Given instruction => Collect each line of the records containing the string "with".

Raw records:
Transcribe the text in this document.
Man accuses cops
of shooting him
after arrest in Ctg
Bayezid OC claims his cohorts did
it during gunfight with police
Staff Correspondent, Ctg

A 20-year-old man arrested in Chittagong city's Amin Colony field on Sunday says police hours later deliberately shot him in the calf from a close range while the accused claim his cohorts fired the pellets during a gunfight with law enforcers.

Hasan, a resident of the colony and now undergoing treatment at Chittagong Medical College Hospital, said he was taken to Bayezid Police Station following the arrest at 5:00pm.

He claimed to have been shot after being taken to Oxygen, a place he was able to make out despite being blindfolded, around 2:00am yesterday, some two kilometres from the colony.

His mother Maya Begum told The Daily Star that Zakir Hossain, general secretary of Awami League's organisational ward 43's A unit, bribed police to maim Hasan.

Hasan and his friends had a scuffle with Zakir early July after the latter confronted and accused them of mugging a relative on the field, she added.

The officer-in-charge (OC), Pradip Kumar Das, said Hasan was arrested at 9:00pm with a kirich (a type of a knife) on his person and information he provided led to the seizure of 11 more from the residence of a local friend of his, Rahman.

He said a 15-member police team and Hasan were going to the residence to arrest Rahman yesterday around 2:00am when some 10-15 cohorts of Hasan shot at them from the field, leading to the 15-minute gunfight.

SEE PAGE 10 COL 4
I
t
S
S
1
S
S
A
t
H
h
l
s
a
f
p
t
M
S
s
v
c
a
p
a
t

...

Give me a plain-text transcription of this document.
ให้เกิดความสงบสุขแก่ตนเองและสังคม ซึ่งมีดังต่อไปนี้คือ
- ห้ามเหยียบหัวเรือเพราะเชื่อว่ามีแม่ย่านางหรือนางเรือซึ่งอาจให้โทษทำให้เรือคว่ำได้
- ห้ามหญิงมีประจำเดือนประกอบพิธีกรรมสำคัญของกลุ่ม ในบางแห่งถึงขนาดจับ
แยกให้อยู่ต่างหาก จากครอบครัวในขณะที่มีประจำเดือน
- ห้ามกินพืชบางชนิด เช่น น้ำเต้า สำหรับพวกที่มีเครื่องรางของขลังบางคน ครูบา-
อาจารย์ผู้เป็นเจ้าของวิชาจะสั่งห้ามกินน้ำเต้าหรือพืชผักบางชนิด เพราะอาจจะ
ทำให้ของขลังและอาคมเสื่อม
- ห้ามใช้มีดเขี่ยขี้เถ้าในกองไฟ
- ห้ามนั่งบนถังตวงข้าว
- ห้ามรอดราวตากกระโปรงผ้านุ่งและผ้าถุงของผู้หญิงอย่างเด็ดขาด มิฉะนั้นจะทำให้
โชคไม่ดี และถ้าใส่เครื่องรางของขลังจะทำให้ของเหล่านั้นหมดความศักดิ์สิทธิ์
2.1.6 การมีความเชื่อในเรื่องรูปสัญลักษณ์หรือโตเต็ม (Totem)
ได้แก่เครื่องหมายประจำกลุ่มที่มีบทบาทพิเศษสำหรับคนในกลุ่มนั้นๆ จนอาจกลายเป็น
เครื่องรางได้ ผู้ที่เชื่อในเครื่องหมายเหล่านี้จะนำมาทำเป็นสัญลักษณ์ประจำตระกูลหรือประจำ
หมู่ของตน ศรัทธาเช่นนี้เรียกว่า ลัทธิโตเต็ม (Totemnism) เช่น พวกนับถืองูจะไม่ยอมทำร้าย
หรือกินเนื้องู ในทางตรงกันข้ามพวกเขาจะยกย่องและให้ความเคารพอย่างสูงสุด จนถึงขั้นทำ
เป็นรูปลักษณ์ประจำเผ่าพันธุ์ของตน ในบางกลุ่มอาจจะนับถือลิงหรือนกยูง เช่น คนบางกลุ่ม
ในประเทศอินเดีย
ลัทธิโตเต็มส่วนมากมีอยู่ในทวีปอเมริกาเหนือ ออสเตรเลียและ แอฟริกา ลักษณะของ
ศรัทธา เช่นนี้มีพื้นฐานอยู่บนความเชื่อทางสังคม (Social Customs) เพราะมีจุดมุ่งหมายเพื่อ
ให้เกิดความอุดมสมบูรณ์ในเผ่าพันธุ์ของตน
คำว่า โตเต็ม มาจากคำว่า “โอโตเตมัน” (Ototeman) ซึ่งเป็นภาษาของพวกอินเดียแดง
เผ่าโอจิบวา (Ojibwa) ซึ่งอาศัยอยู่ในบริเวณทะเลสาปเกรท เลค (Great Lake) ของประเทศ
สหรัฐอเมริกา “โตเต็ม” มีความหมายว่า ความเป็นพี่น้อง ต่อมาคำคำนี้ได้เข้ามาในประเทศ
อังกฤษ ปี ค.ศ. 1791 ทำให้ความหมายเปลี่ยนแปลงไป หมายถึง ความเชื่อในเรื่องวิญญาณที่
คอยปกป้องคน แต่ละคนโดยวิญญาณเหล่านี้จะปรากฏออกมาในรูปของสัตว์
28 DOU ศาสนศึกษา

...

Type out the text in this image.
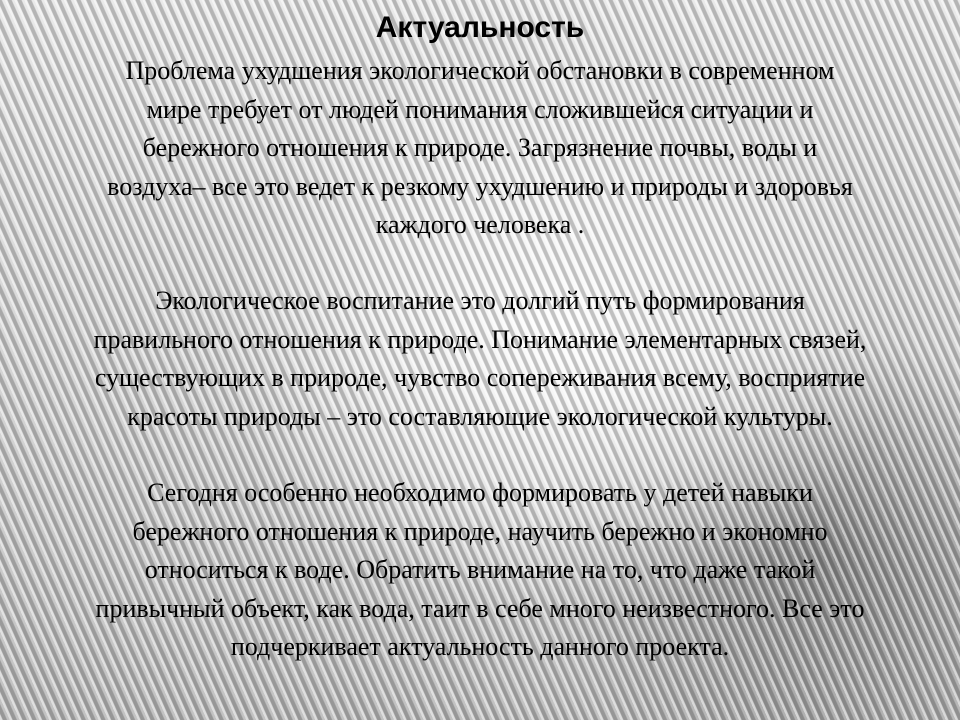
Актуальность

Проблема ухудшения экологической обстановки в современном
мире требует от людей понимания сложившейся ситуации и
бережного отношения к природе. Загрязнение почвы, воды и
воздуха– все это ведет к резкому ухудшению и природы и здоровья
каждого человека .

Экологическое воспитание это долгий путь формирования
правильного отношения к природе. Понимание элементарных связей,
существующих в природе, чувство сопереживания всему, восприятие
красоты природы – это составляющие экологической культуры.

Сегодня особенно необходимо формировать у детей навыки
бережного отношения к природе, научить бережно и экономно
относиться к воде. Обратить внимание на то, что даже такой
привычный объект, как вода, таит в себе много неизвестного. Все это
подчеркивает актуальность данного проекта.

Finished exercise =>
it during gunfight with police
A 20-year-old man arrested in Chittagong city's Amin Colony field on Sunday says police hours later deliberately shot him in the calf from a close range while the accused claim his cohorts fired the pellets during a gunfight with law enforcers.
Hasan and his friends had a scuffle with Zakir early July after the latter confronted and accused them of mugging a relative on the field, she added.
The officer-in-charge (OC), Pradip Kumar Das, said Hasan was arrested at 9:00pm with a kirich (a type of a knife) on his person and information he provided led to the seizure of 11 more from the residence of a local friend of his, Rahman.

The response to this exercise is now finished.